Trecho da página:
◆ ◆ ◆

Lula critica privatizações como Eletrobras e Sabesp, defendendo Petrobras e BNDES. Ele vê incompetência na venda de estatais e prioriza o capital público para investimentos.
Em entrevista ao podcast Inteligência Ltda., o presidente Lula ataca a privatização de gigantes estatais, defende o BNDES e a Petrobras e questiona os ganhos reais entregues ao consumidor pelo mercado de capitais.
A agenda de desestatizações e privatizações, que ditou o ritmo de governos anteriores e ainda mobiliza gestões estaduais no Brasil, encontrou uma barreira firme no Palácio do Planalto. Em entrevista ao podcast Inteligência Ltda., o presidente Luiz Inácio Lula da Silva renovou suas críticas à venda de ativos estratégicos da União e de estados, sustentando que processos de privatização costumam refletir “incompetência de governantes em gerir e arrecadar”, sem entregar as prometidas reduções de tarifas ou melhorias de serviços ao cidadão.

◆ ◆ ◆

Entradas de dados extraídos:
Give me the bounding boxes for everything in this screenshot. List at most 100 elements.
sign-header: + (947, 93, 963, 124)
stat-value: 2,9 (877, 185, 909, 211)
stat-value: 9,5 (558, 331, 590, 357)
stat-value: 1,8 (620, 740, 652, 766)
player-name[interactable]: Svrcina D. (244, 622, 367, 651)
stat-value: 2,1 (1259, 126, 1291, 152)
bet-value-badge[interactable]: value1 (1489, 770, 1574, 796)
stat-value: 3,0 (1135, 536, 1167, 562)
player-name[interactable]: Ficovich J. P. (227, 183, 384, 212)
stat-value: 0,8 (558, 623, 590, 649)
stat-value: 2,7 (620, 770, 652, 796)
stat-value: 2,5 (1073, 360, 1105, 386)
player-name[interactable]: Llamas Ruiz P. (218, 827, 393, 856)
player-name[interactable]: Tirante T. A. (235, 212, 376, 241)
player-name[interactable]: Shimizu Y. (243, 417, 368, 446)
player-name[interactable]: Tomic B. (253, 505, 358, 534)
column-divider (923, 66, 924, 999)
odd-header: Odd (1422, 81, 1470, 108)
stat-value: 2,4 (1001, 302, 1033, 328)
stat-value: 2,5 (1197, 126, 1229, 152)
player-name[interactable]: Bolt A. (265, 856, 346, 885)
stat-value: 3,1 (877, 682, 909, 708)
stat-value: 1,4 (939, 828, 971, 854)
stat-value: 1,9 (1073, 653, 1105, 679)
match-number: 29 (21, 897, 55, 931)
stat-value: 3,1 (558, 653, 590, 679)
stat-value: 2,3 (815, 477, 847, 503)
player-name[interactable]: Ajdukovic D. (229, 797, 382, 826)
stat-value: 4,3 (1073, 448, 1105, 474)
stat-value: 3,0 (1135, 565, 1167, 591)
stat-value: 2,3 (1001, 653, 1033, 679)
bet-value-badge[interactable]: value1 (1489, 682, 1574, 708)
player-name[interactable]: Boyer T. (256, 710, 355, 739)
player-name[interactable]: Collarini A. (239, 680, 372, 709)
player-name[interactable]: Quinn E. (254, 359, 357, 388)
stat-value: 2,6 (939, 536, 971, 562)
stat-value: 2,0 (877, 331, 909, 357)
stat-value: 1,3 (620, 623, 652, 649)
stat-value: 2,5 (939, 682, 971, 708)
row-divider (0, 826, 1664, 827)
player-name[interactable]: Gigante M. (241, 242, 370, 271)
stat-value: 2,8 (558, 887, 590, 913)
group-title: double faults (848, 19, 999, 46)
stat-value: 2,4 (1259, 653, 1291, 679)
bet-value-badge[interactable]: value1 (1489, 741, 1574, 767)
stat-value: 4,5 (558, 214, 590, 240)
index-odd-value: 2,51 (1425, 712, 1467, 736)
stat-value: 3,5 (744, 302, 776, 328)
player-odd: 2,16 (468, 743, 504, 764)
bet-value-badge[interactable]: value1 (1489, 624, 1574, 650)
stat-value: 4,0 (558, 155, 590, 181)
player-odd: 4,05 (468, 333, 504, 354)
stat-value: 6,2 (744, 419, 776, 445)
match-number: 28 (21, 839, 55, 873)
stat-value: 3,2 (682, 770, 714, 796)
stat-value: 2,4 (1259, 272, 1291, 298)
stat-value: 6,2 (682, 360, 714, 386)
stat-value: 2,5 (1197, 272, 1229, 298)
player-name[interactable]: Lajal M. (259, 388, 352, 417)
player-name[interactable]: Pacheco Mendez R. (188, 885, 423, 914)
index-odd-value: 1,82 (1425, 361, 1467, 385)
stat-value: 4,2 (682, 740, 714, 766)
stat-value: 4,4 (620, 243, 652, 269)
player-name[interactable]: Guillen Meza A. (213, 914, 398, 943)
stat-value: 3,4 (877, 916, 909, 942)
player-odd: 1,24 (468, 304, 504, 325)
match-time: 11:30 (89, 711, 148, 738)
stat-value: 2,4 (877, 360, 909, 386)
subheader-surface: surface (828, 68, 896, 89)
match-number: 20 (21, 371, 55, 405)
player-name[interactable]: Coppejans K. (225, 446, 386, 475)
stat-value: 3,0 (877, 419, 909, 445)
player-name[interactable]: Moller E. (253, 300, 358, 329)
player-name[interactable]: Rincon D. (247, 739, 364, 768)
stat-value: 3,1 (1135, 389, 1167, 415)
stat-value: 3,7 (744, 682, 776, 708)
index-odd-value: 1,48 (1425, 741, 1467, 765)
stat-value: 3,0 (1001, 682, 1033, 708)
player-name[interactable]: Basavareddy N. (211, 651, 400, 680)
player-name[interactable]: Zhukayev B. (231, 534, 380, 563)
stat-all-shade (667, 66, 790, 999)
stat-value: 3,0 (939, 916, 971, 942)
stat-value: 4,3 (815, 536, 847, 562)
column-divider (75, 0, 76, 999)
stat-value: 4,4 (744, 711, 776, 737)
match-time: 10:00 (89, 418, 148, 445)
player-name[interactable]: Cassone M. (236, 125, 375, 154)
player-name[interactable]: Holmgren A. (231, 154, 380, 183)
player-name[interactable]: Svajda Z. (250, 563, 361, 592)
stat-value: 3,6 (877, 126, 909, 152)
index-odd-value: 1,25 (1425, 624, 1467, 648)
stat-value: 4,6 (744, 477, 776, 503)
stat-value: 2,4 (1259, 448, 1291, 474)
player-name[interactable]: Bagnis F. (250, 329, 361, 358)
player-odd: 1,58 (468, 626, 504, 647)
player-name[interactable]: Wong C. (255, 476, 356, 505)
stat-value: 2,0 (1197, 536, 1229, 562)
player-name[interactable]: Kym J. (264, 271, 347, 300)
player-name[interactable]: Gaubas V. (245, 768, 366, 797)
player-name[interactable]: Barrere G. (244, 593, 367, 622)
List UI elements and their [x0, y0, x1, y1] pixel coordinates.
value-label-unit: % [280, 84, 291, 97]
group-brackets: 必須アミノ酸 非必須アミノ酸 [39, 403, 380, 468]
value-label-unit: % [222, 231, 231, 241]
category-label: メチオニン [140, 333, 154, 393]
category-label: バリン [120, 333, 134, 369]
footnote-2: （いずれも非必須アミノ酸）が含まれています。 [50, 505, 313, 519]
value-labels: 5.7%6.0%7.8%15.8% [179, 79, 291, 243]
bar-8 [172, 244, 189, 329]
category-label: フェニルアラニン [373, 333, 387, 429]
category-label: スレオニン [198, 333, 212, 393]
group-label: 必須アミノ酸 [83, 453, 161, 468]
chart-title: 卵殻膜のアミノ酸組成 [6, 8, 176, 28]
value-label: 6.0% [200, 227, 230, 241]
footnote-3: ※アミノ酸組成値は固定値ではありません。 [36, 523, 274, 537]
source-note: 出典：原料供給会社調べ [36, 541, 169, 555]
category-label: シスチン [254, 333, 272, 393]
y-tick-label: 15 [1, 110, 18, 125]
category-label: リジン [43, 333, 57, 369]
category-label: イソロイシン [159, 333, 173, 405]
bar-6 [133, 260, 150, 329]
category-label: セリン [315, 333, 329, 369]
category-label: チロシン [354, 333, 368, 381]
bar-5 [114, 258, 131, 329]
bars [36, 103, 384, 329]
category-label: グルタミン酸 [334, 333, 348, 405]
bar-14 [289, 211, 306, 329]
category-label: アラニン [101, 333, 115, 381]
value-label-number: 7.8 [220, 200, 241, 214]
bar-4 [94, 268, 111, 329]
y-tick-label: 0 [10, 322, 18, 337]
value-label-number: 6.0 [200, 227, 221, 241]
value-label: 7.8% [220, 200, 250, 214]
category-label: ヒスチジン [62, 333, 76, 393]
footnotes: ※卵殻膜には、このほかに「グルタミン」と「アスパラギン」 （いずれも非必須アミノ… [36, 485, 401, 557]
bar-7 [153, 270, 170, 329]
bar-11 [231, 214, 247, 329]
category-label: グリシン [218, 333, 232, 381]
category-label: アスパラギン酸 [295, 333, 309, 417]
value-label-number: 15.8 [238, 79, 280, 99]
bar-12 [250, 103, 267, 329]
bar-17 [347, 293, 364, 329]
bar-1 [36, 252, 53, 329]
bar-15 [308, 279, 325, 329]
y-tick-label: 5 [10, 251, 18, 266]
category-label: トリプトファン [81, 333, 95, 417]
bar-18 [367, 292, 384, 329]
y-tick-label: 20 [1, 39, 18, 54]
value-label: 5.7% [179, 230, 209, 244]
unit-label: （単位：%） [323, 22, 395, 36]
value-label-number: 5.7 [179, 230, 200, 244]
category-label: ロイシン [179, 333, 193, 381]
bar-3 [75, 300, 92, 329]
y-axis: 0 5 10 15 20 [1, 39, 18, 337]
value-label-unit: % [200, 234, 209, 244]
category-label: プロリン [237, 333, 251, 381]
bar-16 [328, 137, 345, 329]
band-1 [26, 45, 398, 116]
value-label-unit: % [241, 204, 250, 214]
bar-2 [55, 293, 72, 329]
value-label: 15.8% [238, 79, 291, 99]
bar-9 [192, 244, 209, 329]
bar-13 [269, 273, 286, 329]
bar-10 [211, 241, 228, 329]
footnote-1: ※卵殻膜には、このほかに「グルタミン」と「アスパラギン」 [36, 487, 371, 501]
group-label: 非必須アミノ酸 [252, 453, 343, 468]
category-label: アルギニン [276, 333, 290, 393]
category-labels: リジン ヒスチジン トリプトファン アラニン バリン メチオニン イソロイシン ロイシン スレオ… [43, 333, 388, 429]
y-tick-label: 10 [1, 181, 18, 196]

◆ ◆ ◆

O que fazer:
1 – Transcreva do texto sobre as privatizações o trecho que começa em "Em entrevista ao podcast Inteligência Ltda., o presidente Lula" e termina em "mercado de capitais.".
2 – Retome o texto sobre as privatizações a partir da última frase apresentada e dê continuidade a ele.
Os registros provêm de outra fonte.

Respostas por tarefa:
1 –
Em entrevista ao podcast Inteligência Ltda., o presidente Lula ataca a privatização de gigantes estatais, defende o BNDES e a Petrobras e questiona os ganhos reais entregues ao consumidor pelo mercado de capitais.

2 –
O presidente direcionou suas críticas a episódios recentes do mercado brasileiro, citando nominalmente as vendas da BR Distribuidora (atual Vibra Energia), da Eletrobras e o processo de privatização da Sabesp pelo governo de São Paulo. Para o chefe do Executivo, o mercado financeiro e os fundos de investimento priorizam o retorno de dividendos em detrimento da função social e do investimento estruturante.
“Eu quero saber o que algum brasileiro ou brasileira ganhou com a venda da BR Distribuidora. Quero saber o que nós ganhamos com a venda da Eletrobras. Não ganhou nada. Vendeu porque governantes incompetentes, ao invés de arrumar a gestão, preferem vender.”
— Luiz Inácio Lula da Silva, Presidente da República.
A blindagem de Petrobras e BNDES
Enquanto combate a venda de estatais, o governo reforça o papel de duas gigantes públicas como indutoras do desenvolvimento econômico: a Petrobras e o Banco Nacional de Desenvolvimento Econômico e Social (BNDES).
Lula rebateu as teses de que a petroleira precisaria alienar ativos secundários para manter a rentabilidade. O presidente destacou que a empresa prevê forte lucratividade sem abrir mão de seu parque refinador e de sua atuação em transição energética. Em relação ao BNDES, o presidente rechaçou o estigma de “caixa-preta” e destacou a higidez do balanço da instituição financeira.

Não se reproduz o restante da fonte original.